Records that describe figures:

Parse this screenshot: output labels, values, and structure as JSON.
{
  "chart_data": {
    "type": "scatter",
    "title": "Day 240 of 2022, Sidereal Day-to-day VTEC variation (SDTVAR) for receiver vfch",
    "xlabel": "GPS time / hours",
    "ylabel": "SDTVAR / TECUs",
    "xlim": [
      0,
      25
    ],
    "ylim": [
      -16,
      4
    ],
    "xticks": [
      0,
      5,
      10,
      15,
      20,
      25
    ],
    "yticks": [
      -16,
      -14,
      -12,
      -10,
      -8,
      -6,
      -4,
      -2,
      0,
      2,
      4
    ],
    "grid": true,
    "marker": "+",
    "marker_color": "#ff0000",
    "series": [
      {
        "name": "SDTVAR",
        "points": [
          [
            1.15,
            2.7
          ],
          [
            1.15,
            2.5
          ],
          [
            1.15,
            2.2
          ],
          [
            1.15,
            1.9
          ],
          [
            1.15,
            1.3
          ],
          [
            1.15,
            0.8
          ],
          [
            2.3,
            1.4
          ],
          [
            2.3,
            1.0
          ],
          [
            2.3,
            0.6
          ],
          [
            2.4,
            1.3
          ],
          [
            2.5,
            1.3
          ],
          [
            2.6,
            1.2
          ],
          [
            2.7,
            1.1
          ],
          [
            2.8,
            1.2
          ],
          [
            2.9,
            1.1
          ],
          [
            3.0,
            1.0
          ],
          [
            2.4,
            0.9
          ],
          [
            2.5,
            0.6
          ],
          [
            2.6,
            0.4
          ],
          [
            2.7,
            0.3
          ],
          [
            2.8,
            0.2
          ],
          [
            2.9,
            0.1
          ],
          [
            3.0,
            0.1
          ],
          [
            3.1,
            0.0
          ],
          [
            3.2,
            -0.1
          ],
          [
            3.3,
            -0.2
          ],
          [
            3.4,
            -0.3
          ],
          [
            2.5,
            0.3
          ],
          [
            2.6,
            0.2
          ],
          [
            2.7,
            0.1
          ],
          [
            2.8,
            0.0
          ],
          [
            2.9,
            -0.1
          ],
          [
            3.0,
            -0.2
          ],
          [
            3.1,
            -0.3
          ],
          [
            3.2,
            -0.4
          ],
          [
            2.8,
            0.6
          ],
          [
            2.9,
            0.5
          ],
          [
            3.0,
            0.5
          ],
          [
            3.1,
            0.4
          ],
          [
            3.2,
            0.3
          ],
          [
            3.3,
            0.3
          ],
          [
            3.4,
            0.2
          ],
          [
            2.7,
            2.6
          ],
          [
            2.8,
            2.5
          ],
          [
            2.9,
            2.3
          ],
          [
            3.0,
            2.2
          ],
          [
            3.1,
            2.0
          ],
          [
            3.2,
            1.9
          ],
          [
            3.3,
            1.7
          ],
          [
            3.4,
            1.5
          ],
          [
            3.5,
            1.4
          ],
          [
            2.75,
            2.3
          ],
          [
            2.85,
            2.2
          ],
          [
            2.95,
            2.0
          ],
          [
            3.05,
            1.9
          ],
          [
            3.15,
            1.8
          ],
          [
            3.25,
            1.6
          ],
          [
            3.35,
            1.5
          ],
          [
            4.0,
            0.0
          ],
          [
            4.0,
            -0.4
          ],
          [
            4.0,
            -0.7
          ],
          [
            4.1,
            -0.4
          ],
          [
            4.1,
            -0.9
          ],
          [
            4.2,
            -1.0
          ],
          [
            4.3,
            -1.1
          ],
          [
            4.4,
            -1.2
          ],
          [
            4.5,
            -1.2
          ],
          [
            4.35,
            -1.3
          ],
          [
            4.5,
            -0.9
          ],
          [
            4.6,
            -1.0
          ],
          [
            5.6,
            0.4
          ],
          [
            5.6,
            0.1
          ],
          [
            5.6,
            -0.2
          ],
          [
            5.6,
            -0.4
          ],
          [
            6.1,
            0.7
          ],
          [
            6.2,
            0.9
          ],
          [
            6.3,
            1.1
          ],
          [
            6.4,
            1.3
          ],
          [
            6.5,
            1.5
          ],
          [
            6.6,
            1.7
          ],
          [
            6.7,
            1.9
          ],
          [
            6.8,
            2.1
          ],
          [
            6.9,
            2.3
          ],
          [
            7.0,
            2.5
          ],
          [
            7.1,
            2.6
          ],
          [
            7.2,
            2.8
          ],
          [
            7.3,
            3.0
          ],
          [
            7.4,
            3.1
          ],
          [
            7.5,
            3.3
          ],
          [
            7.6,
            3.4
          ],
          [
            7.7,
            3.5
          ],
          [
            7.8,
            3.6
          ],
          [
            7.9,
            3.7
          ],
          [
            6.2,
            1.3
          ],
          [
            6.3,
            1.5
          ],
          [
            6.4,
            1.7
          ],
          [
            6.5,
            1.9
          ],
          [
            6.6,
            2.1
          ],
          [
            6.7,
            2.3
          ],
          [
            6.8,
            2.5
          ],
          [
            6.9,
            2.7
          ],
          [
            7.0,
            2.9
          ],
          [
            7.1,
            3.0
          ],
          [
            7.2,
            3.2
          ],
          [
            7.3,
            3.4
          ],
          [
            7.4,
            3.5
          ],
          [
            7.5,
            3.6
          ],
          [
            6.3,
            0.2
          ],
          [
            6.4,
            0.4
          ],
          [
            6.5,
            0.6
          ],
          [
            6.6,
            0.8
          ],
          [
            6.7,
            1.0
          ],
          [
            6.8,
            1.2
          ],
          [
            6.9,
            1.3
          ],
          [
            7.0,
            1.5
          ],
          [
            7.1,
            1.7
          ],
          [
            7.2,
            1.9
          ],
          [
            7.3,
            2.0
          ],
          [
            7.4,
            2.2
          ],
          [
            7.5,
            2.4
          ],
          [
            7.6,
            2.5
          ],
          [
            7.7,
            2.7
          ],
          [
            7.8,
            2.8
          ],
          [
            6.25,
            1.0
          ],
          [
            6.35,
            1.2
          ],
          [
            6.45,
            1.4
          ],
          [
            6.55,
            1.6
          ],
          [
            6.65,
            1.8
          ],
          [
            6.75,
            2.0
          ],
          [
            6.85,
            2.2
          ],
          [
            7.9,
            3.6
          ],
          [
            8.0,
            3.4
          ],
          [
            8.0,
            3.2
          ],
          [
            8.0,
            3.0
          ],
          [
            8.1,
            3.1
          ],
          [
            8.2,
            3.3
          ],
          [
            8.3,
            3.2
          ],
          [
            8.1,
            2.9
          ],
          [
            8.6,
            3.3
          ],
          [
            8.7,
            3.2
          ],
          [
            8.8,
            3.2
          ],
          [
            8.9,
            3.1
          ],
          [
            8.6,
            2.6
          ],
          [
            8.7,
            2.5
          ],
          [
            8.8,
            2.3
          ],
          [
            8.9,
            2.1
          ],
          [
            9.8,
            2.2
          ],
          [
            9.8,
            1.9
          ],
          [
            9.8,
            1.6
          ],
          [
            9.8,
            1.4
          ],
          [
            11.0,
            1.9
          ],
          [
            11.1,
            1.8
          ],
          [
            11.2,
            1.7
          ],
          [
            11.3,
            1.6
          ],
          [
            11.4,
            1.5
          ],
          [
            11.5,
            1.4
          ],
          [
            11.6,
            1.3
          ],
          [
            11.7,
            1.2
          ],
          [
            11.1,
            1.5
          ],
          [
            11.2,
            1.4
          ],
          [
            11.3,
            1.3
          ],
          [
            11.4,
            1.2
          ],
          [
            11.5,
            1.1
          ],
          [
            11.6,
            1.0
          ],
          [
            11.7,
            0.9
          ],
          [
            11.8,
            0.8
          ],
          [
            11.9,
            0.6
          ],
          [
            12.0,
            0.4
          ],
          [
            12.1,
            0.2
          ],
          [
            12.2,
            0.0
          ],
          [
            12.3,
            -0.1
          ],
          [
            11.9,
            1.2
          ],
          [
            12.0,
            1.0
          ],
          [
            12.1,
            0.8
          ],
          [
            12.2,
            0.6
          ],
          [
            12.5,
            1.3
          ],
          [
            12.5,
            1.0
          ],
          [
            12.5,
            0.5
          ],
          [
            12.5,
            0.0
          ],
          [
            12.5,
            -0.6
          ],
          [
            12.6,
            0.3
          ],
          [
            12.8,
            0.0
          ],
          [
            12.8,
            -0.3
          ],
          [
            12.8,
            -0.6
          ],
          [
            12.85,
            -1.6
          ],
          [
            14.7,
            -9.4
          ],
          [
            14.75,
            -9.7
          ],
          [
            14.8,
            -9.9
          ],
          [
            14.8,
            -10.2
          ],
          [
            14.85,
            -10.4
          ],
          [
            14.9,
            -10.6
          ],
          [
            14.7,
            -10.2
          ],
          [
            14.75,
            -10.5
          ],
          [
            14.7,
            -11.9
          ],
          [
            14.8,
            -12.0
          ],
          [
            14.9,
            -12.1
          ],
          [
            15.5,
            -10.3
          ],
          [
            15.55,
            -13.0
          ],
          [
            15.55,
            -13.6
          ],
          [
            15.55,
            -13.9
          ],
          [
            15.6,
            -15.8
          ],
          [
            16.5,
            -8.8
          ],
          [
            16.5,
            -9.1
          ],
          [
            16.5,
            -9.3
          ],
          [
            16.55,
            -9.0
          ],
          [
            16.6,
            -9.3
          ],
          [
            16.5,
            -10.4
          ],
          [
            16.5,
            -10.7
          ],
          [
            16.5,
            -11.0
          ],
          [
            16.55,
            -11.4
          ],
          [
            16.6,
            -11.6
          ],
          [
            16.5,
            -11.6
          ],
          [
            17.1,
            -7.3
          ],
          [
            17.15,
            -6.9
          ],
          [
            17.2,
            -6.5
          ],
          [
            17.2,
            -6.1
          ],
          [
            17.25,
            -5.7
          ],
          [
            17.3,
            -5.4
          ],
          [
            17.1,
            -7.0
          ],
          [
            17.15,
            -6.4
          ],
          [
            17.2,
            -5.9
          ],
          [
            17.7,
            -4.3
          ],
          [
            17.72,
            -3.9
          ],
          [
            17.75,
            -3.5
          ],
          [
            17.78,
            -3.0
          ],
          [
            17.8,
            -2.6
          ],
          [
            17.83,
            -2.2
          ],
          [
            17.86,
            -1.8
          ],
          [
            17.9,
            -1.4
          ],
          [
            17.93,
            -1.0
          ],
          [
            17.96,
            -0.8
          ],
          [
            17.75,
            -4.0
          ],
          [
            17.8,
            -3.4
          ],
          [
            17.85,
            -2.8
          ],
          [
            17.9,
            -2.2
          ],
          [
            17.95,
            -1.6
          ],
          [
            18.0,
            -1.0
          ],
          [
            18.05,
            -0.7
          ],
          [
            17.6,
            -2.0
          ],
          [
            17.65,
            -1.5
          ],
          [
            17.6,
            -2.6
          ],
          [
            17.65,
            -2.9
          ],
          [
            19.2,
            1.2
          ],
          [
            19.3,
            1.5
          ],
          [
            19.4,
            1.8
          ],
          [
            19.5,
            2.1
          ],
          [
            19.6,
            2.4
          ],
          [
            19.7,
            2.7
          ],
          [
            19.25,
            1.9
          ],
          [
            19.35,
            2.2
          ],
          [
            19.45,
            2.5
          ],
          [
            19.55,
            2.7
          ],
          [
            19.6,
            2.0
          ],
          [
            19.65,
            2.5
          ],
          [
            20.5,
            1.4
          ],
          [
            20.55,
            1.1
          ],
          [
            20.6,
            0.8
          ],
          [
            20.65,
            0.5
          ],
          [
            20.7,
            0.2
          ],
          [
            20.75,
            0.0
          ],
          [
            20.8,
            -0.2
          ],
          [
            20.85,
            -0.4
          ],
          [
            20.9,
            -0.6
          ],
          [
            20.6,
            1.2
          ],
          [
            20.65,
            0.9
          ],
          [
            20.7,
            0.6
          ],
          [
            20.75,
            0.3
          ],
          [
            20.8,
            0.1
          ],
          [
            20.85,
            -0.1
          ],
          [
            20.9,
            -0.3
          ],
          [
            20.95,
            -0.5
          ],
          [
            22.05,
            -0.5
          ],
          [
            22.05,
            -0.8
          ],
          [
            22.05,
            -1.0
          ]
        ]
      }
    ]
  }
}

*WHAT NEEDS TO BE DONE:* What is the number of lines containing "SDTVAR"? Give that number only.

*COMPLETE ANSWER:* 3